**WORK REQUIRED:**
Copy out each line that has "content" in it.

(Dataset excerpts)
________
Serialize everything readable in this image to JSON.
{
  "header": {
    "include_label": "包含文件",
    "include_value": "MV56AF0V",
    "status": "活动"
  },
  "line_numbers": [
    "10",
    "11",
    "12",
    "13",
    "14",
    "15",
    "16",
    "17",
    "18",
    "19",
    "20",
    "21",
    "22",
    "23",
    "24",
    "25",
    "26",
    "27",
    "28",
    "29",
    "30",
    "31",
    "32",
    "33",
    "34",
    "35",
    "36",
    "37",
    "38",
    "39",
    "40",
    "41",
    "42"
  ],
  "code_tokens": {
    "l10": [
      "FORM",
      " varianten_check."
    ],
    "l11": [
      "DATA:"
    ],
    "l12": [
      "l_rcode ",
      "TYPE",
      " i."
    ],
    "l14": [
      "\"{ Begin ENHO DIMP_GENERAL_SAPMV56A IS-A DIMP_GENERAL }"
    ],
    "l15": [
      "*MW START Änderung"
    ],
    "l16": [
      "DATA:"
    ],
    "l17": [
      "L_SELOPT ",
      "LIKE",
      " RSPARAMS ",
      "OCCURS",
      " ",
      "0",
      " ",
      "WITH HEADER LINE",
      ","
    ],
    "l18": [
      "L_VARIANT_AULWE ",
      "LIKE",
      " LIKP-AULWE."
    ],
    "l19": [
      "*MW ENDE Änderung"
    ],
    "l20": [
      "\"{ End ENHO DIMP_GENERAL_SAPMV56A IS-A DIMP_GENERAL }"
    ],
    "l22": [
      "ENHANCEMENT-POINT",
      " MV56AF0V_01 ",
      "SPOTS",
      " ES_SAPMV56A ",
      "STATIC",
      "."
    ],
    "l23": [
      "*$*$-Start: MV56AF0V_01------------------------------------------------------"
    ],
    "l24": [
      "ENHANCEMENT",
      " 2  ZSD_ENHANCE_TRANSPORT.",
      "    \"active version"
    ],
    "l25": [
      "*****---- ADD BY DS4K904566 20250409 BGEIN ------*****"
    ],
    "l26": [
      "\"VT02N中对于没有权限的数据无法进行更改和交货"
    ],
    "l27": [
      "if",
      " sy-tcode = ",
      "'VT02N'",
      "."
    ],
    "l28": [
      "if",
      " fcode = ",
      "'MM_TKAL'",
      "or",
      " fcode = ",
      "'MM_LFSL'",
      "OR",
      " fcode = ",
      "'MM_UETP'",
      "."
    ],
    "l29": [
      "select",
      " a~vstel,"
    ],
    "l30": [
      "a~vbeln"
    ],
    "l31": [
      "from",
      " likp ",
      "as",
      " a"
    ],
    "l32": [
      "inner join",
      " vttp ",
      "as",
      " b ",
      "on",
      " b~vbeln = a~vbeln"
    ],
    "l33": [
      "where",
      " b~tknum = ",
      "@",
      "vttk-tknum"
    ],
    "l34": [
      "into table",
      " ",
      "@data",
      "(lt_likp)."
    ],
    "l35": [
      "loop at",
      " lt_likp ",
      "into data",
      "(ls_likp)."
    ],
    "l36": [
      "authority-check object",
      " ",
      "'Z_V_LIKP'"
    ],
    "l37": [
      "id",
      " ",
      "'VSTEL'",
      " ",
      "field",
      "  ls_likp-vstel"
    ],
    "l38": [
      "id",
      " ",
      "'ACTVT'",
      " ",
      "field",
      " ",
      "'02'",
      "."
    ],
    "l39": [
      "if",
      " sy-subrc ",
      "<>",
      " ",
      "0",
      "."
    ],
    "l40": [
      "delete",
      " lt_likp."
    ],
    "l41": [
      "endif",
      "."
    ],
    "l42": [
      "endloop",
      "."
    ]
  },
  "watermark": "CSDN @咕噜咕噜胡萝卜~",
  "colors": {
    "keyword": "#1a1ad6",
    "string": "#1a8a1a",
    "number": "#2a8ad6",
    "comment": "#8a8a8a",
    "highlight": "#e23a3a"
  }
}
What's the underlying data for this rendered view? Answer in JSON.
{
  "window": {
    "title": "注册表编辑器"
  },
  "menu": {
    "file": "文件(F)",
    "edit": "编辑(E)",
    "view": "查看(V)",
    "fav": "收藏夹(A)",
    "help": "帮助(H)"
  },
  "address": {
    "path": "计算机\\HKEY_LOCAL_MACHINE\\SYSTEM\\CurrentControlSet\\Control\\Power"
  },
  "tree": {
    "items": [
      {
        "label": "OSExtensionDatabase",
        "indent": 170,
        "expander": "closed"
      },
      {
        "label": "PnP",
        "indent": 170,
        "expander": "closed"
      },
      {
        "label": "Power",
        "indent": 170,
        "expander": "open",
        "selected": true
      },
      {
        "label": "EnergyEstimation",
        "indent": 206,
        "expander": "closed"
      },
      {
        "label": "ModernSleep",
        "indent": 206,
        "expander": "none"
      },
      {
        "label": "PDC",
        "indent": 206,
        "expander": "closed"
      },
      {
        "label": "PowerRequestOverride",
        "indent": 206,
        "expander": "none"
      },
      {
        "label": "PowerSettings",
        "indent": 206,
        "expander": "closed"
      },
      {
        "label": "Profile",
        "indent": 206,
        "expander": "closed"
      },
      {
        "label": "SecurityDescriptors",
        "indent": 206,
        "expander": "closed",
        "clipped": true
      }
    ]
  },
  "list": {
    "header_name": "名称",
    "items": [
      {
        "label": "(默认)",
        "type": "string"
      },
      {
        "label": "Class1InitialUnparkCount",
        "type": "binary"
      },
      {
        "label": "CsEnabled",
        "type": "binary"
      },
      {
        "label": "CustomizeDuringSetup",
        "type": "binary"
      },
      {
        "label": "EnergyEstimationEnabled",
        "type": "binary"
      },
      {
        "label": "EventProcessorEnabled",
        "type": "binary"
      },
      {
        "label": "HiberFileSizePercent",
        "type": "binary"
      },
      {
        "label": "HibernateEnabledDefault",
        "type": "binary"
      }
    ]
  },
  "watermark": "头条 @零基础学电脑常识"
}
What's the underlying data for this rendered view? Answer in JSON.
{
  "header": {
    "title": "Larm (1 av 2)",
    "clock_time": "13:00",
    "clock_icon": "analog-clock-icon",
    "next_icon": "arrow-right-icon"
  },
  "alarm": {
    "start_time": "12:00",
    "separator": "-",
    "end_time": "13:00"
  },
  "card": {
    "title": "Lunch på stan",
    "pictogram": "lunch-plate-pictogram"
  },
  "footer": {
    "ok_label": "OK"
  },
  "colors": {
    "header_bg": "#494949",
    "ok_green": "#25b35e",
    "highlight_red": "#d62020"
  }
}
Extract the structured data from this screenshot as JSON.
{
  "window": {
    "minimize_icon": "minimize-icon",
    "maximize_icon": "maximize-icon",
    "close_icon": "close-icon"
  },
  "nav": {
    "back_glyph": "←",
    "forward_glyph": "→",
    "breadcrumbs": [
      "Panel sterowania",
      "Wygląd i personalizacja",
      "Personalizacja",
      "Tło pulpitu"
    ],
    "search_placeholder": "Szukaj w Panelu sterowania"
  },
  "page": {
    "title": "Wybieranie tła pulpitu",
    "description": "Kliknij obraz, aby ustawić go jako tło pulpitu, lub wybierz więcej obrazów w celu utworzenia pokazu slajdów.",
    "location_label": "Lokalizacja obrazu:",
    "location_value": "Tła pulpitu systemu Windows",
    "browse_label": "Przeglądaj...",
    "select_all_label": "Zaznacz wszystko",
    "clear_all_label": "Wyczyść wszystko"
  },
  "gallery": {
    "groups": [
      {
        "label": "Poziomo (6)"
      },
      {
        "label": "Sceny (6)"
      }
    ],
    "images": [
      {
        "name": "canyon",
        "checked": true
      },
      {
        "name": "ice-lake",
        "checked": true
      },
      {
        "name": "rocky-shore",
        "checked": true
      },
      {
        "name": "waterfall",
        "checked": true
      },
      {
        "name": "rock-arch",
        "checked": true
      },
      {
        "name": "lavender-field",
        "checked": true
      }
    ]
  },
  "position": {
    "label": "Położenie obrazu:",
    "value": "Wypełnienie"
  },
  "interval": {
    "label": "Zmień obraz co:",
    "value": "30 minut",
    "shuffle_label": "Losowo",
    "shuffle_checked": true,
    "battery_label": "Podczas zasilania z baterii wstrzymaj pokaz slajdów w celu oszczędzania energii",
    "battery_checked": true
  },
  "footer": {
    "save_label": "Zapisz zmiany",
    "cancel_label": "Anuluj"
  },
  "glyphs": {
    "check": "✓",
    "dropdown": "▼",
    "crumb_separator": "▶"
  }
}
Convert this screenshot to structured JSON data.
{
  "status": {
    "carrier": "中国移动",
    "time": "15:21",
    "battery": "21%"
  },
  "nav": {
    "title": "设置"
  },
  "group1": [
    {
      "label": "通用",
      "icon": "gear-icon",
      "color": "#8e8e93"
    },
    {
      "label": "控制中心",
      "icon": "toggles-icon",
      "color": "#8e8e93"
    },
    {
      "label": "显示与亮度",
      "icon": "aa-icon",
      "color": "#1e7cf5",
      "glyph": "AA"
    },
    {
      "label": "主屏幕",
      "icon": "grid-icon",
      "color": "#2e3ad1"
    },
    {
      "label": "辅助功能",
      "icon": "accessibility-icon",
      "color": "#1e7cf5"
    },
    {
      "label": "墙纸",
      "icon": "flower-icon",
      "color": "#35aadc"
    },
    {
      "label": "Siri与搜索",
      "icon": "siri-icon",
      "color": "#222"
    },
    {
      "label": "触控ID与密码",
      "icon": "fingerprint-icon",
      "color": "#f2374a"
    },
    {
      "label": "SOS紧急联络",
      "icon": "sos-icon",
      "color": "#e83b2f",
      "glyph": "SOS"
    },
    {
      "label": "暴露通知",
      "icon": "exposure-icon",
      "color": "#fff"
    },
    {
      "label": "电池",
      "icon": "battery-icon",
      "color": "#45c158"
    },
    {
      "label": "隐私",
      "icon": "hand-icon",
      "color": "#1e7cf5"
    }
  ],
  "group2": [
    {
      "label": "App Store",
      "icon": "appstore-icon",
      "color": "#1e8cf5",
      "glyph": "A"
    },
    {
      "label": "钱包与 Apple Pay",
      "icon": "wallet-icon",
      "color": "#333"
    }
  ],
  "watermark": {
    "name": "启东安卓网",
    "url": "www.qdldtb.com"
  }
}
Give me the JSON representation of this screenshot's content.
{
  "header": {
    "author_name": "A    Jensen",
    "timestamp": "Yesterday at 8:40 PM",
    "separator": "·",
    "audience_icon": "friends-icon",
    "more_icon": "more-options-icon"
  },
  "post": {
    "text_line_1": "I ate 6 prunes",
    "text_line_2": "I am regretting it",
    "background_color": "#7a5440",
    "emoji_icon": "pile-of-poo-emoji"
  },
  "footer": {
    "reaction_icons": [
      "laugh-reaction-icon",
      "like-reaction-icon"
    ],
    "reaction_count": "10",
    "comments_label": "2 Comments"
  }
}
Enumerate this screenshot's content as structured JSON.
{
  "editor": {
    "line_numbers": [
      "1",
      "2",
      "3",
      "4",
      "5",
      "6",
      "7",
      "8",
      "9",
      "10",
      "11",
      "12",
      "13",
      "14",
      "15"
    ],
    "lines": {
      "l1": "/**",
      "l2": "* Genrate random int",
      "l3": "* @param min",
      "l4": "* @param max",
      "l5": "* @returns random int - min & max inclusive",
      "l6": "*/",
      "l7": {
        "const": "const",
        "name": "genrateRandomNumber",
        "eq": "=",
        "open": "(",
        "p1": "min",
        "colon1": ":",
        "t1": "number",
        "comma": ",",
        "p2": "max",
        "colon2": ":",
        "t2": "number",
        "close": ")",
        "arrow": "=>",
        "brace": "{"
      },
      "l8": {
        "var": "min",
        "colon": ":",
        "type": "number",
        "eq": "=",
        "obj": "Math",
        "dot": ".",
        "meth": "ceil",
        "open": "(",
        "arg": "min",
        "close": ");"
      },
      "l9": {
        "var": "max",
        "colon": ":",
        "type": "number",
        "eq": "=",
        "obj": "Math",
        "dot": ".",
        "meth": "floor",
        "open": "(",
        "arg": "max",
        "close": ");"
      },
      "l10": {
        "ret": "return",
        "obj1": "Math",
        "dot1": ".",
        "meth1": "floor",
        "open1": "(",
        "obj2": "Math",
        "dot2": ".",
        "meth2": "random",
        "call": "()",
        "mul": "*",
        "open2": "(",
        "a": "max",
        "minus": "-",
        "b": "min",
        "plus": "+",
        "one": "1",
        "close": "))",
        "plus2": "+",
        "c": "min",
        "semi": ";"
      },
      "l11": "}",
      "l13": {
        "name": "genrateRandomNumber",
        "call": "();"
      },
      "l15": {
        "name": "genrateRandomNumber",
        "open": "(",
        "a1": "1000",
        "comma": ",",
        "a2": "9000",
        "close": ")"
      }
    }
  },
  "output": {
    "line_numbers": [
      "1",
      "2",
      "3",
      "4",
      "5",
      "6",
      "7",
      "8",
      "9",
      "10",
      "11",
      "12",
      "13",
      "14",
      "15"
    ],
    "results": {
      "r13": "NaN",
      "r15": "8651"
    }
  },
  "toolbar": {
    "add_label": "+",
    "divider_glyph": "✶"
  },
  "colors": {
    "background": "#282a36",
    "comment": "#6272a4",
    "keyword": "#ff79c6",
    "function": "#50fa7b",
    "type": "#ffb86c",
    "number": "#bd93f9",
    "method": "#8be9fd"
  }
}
________
**ANSWER TO THIS PROBLEM:**
Give me the JSON representation of this screenshot's content.
Enumerate this screenshot's content as structured JSON.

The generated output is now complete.